◆ **PROBLEM DESCRIPTION**
Write out everything from the line containing "X-axis label: Humidex" down to the line containing "List every element", both included, exactly as these lines appear in the data.
--- Start SUPPLIED MATERIAL ---
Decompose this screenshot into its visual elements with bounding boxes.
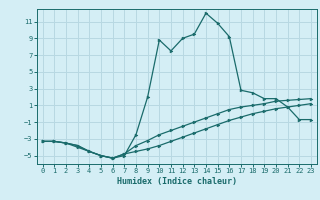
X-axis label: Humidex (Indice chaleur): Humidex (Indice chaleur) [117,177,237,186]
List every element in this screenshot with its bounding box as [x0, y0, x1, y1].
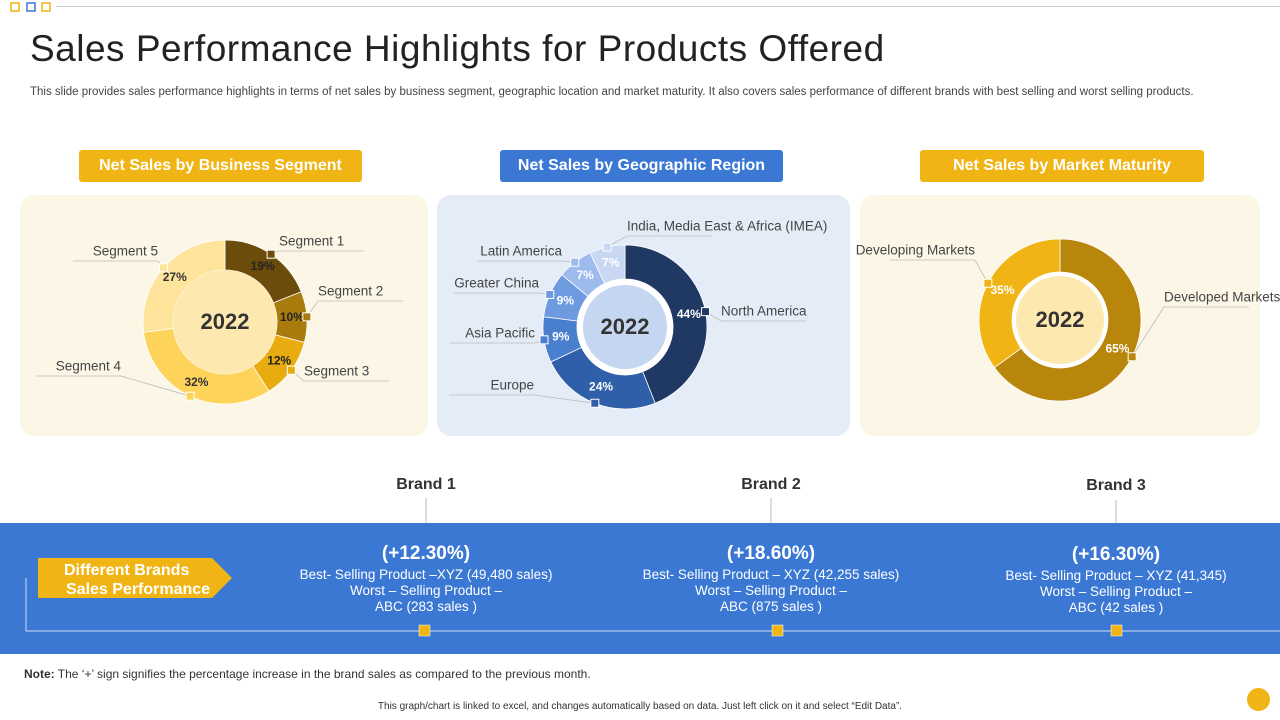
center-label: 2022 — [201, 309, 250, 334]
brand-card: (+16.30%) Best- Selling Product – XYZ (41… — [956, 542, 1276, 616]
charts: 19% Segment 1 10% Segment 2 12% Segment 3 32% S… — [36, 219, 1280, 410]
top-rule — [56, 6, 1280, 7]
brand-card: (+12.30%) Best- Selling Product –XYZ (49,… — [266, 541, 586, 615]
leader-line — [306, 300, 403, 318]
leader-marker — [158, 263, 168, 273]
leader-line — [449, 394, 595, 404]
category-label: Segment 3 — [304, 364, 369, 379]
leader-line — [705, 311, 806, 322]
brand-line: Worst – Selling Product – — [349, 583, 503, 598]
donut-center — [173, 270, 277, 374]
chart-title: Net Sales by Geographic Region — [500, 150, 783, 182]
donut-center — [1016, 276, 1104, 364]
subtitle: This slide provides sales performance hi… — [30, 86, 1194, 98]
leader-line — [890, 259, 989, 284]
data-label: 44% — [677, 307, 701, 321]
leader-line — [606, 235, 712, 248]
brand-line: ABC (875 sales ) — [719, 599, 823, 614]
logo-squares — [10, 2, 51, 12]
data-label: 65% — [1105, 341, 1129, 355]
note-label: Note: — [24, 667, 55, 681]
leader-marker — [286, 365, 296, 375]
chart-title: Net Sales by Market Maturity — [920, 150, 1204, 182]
--- End SUPPLIED MATERIAL ---
◆ **ANSWER TO THE PROBLEM**
X-axis label: Humidex (Indice chaleur): Humidex (Indice chaleur) [117,177,237,186]
List every element in this screenshot with its bounding box as [x0, y0, x1, y1].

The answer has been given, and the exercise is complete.